[Task brief] Copy out each line that includes the word "medium".

[Provided entries]
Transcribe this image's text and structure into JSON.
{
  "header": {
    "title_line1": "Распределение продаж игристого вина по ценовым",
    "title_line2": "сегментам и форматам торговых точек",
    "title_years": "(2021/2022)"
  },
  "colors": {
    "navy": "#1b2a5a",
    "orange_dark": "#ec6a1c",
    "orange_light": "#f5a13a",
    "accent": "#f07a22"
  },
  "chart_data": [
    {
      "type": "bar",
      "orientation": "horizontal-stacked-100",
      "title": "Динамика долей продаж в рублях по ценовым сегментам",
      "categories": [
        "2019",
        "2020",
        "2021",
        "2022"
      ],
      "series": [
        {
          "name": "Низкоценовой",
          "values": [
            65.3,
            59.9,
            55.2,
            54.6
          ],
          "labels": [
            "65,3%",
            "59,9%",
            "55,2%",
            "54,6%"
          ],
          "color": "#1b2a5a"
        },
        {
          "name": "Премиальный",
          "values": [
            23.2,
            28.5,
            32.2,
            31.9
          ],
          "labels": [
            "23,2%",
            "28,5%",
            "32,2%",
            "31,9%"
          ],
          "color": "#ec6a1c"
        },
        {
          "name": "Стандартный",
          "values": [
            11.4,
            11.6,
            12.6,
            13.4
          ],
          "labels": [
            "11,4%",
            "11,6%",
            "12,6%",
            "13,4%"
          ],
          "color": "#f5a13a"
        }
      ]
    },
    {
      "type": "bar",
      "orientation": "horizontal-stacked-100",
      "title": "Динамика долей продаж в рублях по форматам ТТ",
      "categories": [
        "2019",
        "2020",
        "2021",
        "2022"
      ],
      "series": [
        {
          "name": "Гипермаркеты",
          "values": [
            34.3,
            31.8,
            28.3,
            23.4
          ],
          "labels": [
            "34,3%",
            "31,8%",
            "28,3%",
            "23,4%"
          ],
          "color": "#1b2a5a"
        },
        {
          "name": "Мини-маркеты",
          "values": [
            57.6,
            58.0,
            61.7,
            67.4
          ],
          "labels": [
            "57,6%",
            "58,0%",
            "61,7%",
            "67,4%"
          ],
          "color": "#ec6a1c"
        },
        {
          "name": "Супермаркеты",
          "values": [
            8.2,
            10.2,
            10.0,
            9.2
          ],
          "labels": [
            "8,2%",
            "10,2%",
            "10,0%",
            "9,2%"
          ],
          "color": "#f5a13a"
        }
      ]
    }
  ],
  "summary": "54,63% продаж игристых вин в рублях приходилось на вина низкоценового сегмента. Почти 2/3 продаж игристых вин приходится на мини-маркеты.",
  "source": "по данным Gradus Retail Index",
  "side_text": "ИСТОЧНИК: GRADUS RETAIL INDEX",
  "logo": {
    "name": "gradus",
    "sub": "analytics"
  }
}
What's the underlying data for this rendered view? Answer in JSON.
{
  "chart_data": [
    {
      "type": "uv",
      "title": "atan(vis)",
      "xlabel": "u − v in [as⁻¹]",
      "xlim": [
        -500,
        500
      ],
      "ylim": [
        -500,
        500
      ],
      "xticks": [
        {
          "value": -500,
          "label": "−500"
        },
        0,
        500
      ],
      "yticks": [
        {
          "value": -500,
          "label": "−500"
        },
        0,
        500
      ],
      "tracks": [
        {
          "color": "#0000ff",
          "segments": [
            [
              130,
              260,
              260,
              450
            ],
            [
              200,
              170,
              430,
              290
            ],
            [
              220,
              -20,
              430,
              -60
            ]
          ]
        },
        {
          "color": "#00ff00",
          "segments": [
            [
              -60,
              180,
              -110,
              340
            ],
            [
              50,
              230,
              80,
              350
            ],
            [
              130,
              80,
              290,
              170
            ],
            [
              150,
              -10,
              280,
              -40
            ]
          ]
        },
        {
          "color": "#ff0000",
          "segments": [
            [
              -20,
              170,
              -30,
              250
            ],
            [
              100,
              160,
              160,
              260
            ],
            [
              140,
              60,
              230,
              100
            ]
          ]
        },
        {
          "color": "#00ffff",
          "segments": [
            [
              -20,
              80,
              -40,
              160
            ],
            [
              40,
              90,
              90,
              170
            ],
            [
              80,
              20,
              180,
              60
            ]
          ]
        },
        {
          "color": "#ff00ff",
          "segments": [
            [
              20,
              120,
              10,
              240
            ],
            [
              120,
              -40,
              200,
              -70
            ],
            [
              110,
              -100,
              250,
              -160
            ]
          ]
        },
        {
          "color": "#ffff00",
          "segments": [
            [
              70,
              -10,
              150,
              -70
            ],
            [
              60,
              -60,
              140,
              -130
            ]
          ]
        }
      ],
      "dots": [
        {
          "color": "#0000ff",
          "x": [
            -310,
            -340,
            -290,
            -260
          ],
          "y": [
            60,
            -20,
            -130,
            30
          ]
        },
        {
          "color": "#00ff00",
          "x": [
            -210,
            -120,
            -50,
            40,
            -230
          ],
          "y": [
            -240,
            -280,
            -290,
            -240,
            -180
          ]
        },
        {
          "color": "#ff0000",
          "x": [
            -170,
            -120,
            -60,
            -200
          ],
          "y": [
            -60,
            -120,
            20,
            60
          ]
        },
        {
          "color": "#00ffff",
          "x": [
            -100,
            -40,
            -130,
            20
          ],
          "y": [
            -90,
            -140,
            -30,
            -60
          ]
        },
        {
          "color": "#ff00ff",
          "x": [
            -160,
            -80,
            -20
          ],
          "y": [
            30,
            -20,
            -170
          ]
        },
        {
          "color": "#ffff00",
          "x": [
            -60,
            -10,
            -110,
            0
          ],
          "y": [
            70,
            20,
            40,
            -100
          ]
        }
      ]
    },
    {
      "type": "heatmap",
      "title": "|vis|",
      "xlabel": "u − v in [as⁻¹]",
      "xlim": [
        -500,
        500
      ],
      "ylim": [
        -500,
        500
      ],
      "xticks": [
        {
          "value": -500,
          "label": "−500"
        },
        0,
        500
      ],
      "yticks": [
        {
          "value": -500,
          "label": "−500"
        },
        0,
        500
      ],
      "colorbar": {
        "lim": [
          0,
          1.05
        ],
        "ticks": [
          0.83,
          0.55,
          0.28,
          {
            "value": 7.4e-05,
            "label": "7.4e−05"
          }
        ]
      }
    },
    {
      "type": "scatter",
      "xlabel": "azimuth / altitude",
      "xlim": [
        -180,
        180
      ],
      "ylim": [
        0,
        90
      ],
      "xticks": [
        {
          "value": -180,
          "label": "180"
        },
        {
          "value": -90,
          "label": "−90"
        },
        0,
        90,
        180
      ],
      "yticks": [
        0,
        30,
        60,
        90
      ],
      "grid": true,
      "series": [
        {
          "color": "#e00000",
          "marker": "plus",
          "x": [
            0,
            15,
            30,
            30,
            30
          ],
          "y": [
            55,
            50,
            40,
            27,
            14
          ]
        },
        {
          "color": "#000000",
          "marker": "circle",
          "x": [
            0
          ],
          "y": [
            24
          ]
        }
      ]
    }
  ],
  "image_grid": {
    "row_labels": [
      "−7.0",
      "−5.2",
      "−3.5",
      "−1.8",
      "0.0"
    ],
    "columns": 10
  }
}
...
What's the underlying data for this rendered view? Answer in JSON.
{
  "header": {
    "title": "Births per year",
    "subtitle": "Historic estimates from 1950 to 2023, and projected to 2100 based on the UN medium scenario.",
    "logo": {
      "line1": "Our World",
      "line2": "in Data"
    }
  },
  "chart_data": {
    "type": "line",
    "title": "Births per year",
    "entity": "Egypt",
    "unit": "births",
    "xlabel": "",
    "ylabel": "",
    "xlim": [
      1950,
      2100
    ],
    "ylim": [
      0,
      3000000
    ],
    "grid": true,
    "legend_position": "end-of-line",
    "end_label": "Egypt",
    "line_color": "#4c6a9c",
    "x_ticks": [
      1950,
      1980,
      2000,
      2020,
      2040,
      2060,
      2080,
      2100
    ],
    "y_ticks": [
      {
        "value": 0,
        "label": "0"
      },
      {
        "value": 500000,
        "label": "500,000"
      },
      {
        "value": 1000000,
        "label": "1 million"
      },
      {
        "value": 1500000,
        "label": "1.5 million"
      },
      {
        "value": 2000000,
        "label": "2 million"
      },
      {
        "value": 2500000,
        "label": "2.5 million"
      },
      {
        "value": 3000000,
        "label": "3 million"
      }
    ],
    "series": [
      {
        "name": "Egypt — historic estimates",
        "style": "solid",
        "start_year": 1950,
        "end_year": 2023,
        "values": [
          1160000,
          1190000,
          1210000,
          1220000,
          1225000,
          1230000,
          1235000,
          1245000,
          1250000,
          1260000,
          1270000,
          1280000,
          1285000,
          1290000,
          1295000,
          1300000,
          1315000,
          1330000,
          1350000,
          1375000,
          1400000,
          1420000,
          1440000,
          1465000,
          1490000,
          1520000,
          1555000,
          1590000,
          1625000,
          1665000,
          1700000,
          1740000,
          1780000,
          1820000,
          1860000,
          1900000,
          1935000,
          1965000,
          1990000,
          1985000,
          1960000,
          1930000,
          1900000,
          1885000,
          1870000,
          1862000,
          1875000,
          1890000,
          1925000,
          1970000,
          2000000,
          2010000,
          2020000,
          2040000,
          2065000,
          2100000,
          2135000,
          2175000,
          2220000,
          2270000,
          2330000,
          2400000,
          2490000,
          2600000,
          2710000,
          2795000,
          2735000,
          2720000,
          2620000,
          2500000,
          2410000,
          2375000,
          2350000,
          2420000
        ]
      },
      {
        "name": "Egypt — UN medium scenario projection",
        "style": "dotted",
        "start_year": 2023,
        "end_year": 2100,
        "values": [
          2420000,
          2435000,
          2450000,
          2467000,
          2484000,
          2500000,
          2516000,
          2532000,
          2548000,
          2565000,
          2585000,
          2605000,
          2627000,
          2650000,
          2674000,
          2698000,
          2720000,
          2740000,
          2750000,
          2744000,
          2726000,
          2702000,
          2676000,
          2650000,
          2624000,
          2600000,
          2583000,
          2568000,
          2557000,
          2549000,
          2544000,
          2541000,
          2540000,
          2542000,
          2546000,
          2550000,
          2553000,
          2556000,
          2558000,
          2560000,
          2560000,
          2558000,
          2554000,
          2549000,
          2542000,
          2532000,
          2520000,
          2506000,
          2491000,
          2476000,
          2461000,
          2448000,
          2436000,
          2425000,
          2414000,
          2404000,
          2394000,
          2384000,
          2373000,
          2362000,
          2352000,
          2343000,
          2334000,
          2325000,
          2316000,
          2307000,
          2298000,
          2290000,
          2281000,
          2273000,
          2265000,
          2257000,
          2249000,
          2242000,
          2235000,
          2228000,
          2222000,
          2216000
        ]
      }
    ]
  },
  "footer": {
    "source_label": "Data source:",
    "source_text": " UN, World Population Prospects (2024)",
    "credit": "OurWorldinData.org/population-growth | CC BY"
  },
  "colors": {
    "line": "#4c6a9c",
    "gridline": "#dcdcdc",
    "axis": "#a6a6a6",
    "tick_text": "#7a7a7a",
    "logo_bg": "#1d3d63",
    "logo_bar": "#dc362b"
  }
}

[Solution for this task]
    "subtitle": "Historic estimates from 1950 to 2023, and projected to 2100 based on the UN medium scenario.",
        "name": "Egypt — UN medium scenario projection",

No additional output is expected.